> **Required work**
Copy out every line of the records where the string "label" occurs.

> **Listed entries**
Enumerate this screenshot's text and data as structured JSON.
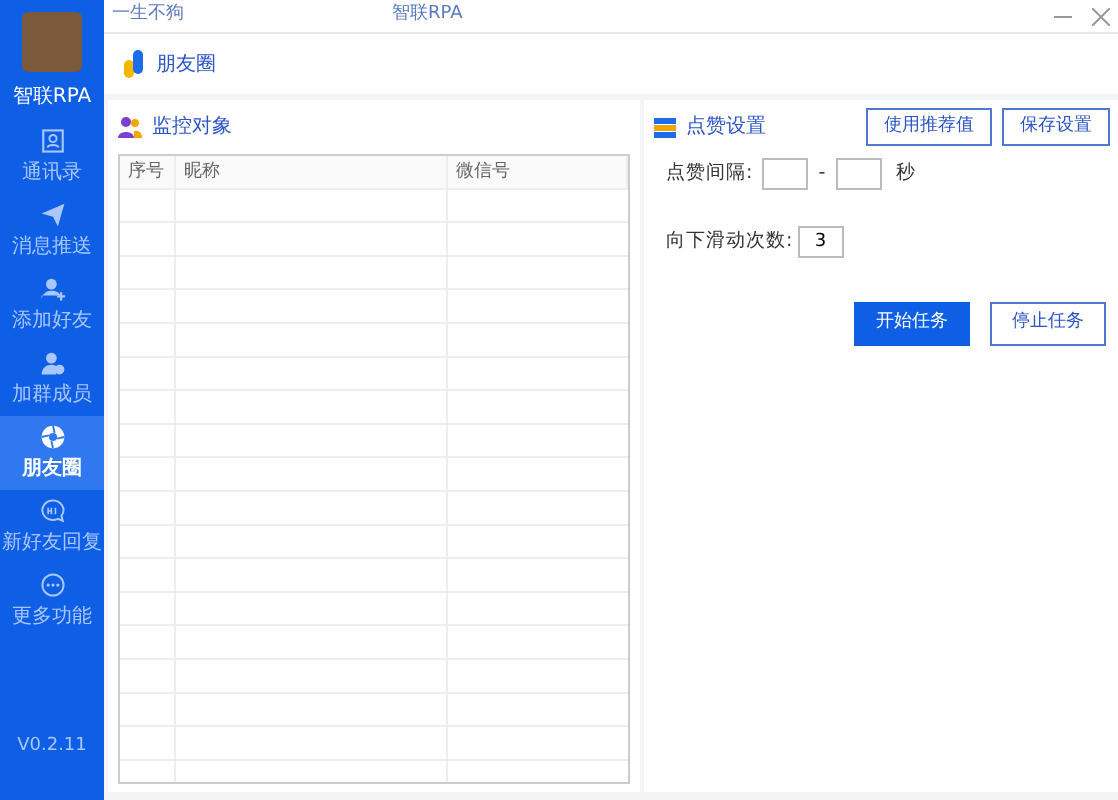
{
  "window": {
    "title": "智联RPA",
    "user": "一生不狗"
  },
  "sidebar": {
    "app_name": "智联RPA",
    "version": "V0.2.11",
    "items": [
      {
        "label": "通讯录",
        "kind": "contacts",
        "selected": false
      },
      {
        "label": "消息推送",
        "kind": "send",
        "selected": false
      },
      {
        "label": "添加好友",
        "kind": "add-user",
        "selected": false
      },
      {
        "label": "加群成员",
        "kind": "group",
        "selected": false
      },
      {
        "label": "朋友圈",
        "kind": "aperture",
        "selected": true
      },
      {
        "label": "新好友回复",
        "kind": "chat",
        "selected": false
      },
      {
        "label": "更多功能",
        "kind": "more",
        "selected": false
      }
    ]
  },
  "page_title": "朋友圈",
  "monitor": {
    "title": "监控对象",
    "table": {
      "columns": [
        "序号",
        "昵称",
        "微信号"
      ]
    }
  },
  "settings": {
    "title": "点赞设置",
    "top_buttons": [
      "使用推荐值",
      "保存设置"
    ],
    "interval": {
      "label": "点赞间隔:",
      "separator": "-",
      "unit": "秒"
    },
    "scroll": {
      "label": "向下滑动次数:",
      "value": "3"
    },
    "buttons": [
      {
        "label": "开始任务",
        "primary": true
      },
      {
        "label": "停止任务",
        "primary": false
      }
    ]
  }
}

> **Correct response**
        "label": "通讯录",
        "label": "消息推送",
        "label": "添加好友",
        "label": "加群成员",
        "label": "朋友圈",
        "label": "新好友回复",
        "label": "更多功能",
      "label": "点赞间隔:",
      "label": "向下滑动次数:",
        "label": "开始任务",
        "label": "停止任务",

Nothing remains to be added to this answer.